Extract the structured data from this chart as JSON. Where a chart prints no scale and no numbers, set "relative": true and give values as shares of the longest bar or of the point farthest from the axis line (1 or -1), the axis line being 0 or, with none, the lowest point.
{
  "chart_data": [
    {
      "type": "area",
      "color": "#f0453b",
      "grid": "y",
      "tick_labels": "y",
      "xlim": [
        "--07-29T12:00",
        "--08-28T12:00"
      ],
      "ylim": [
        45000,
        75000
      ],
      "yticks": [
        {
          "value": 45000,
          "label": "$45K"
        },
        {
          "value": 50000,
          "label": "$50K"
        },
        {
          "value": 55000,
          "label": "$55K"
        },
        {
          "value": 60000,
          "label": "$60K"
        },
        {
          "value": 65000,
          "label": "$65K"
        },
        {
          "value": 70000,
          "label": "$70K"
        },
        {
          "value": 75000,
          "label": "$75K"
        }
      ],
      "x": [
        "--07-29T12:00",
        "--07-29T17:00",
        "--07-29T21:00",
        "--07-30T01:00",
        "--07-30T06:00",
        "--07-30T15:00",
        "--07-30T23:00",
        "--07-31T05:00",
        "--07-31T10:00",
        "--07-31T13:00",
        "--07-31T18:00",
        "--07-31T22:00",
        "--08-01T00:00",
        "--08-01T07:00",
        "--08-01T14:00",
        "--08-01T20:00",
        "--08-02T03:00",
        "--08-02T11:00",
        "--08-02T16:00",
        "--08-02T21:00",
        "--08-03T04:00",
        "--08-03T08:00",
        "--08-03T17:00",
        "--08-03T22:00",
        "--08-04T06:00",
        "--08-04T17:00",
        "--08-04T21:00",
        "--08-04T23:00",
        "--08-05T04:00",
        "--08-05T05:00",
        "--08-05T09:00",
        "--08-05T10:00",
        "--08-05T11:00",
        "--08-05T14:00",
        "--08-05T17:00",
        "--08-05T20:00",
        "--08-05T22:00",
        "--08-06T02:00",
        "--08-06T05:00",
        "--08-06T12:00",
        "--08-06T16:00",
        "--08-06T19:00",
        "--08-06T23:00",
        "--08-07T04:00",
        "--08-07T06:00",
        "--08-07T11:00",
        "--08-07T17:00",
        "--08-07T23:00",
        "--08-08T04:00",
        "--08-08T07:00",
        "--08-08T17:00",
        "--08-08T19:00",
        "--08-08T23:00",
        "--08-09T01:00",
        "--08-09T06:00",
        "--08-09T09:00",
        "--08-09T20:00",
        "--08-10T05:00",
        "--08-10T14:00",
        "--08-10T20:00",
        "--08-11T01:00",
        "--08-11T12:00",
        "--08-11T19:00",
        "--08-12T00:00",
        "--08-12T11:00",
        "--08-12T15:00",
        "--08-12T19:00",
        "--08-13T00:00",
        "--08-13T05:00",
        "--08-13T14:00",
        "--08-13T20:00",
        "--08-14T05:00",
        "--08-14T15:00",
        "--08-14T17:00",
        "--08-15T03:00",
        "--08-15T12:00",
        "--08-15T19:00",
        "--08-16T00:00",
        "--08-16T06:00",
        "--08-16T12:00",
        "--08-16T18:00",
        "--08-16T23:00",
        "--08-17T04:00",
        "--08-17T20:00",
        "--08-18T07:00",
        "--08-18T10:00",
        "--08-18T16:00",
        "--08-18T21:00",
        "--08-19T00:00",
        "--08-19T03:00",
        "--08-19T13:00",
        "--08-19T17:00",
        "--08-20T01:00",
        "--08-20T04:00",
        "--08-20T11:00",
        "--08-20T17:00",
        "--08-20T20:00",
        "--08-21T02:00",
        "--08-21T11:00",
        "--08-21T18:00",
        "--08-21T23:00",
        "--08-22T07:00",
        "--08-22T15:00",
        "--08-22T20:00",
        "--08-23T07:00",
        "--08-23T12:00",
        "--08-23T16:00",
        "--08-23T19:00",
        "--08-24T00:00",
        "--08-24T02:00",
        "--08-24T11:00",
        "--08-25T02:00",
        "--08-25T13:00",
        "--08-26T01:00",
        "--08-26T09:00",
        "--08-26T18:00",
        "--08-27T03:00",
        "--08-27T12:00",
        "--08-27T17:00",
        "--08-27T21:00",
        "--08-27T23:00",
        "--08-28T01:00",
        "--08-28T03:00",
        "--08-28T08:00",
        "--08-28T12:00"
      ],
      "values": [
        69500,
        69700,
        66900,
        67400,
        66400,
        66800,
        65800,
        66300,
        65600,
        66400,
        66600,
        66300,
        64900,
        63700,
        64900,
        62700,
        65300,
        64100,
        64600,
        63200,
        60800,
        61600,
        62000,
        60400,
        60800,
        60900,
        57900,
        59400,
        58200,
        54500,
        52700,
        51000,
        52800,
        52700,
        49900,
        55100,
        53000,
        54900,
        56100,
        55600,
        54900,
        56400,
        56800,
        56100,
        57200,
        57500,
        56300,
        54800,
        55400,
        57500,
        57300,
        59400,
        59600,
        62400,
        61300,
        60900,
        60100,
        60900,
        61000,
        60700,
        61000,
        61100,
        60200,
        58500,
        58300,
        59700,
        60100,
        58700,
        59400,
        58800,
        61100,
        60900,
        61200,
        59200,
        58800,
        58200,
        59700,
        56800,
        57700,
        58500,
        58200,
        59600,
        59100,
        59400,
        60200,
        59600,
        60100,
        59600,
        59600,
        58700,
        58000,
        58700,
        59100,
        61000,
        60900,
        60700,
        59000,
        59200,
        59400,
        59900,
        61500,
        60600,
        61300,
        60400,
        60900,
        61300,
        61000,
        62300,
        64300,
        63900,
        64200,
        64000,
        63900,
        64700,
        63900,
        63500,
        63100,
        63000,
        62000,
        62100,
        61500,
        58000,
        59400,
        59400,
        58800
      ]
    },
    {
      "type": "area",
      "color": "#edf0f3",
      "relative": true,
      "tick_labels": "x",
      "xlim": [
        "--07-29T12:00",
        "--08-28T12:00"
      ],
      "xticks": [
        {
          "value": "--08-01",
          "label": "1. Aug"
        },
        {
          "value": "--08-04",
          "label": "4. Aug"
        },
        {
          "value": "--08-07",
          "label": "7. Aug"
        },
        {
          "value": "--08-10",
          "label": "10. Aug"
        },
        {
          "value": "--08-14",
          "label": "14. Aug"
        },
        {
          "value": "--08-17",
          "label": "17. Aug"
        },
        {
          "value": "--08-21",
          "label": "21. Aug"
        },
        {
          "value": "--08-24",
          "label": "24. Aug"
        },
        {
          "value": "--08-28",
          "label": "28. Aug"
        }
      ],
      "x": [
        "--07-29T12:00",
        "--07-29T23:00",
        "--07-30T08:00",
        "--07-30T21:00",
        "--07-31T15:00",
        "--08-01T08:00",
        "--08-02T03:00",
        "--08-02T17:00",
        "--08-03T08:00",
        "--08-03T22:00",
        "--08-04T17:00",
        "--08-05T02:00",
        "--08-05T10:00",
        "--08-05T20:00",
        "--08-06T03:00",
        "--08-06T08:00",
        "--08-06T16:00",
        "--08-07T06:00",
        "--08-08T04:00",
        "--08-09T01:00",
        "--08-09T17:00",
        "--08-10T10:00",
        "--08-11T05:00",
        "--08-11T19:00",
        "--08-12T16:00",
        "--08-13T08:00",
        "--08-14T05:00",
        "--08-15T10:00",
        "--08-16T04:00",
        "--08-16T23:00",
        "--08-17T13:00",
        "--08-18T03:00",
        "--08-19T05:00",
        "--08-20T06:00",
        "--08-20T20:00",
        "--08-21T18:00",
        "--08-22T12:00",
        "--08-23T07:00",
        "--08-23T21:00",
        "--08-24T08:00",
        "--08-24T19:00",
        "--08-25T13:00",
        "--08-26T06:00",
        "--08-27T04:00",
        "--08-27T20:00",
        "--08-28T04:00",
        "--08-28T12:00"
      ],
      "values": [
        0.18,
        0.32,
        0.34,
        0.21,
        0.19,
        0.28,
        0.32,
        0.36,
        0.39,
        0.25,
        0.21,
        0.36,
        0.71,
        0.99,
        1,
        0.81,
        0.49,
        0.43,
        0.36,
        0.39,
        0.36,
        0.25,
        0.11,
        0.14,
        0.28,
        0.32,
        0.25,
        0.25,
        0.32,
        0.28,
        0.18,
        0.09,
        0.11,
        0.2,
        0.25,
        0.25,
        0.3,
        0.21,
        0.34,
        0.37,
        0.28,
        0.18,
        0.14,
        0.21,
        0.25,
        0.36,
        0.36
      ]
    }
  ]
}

────────────────────

## [PROBLEM]
Search the data for "true". Copy every matching line.

## [EXERCISE SOLUTION]
Extract the structured data from this chart as JSON. Where a chart prints no scale and no numbers, set "relative": true and give values as shares of the longest bar or of the point farthest from the axis line (1 or -1), the axis line being 0 or, with none, the lowest point.
      "relative": true,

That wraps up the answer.